BEGIN DATA IN THIS EXERCISE
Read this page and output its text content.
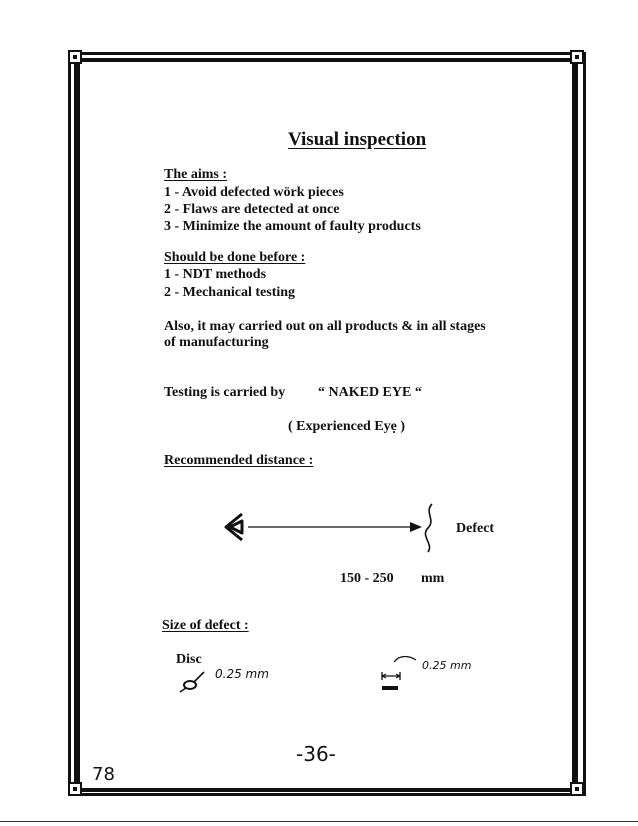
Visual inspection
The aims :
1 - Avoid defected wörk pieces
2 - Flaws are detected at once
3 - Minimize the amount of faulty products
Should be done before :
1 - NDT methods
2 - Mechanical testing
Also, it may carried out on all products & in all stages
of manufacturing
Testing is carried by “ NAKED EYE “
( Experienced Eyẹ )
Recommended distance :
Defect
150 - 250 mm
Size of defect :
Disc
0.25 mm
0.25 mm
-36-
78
END DATA IN THIS EXERCISE
BEGIN DATA IN THIS EXERCISE
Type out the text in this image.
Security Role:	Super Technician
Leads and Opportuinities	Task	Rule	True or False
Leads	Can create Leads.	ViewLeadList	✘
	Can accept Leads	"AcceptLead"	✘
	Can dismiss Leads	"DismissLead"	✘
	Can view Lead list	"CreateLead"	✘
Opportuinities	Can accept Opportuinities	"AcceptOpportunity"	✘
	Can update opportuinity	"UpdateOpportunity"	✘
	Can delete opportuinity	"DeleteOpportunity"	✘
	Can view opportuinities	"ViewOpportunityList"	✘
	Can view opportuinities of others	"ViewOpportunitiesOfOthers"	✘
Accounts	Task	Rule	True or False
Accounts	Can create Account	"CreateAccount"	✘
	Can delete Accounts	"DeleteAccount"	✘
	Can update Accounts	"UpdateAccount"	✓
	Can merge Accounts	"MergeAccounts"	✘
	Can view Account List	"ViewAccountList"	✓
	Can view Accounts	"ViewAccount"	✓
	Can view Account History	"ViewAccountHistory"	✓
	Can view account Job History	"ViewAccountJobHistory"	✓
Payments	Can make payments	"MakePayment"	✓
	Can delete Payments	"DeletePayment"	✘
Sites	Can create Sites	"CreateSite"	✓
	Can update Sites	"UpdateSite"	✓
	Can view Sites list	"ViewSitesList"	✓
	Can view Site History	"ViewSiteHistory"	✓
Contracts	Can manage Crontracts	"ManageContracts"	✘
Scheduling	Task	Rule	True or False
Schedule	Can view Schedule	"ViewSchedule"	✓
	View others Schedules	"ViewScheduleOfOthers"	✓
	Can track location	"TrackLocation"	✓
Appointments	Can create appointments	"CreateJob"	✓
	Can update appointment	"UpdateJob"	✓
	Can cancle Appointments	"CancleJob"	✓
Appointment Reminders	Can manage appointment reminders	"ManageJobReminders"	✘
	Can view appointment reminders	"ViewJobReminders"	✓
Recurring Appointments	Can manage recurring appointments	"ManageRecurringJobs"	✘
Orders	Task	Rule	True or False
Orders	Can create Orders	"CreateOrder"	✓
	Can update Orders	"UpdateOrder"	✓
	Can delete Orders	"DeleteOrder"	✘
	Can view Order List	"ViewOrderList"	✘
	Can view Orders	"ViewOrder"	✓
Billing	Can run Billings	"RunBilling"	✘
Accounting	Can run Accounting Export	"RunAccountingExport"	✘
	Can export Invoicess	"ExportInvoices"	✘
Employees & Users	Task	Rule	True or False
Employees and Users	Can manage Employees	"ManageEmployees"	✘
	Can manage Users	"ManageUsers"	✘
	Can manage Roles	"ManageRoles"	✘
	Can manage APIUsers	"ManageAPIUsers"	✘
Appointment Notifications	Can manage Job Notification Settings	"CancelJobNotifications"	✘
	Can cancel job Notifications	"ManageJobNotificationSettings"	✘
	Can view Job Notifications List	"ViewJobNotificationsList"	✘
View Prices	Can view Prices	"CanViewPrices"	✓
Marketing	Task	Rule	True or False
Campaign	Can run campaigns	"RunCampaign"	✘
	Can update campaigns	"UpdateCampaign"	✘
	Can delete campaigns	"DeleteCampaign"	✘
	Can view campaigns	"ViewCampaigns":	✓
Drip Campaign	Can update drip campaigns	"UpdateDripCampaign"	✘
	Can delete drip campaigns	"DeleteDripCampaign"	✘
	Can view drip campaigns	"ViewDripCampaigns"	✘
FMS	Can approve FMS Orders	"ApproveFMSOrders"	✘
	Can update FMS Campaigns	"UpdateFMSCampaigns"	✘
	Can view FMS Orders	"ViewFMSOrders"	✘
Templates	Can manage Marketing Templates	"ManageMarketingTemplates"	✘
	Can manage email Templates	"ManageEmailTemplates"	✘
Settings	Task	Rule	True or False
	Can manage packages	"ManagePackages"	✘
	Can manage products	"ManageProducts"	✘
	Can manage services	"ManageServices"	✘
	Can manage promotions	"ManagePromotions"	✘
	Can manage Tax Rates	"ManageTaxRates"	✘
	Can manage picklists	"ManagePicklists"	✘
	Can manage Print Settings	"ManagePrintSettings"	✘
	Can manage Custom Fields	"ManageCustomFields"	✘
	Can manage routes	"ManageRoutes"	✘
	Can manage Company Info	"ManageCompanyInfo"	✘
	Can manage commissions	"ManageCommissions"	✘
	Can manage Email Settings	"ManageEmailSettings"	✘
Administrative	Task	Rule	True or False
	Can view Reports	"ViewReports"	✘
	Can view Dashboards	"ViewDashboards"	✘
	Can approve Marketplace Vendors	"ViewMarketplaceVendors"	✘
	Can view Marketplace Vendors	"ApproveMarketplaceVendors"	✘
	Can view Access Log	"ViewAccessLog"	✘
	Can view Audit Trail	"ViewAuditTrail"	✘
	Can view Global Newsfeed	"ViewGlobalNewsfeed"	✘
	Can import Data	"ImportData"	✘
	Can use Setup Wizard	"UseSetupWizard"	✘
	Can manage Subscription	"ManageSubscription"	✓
END DATA IN THIS EXERCISE
- GIVEN INSTRUCTION -
Find the word "Vendors" in the records and pull out each line that has it.

- RESULT FOR THIS EXERCISE -
	Can approve Marketplace Vendors	"ViewMarketplaceVendors"	✘
	Can view Marketplace Vendors	"ApproveMarketplaceVendors"	✘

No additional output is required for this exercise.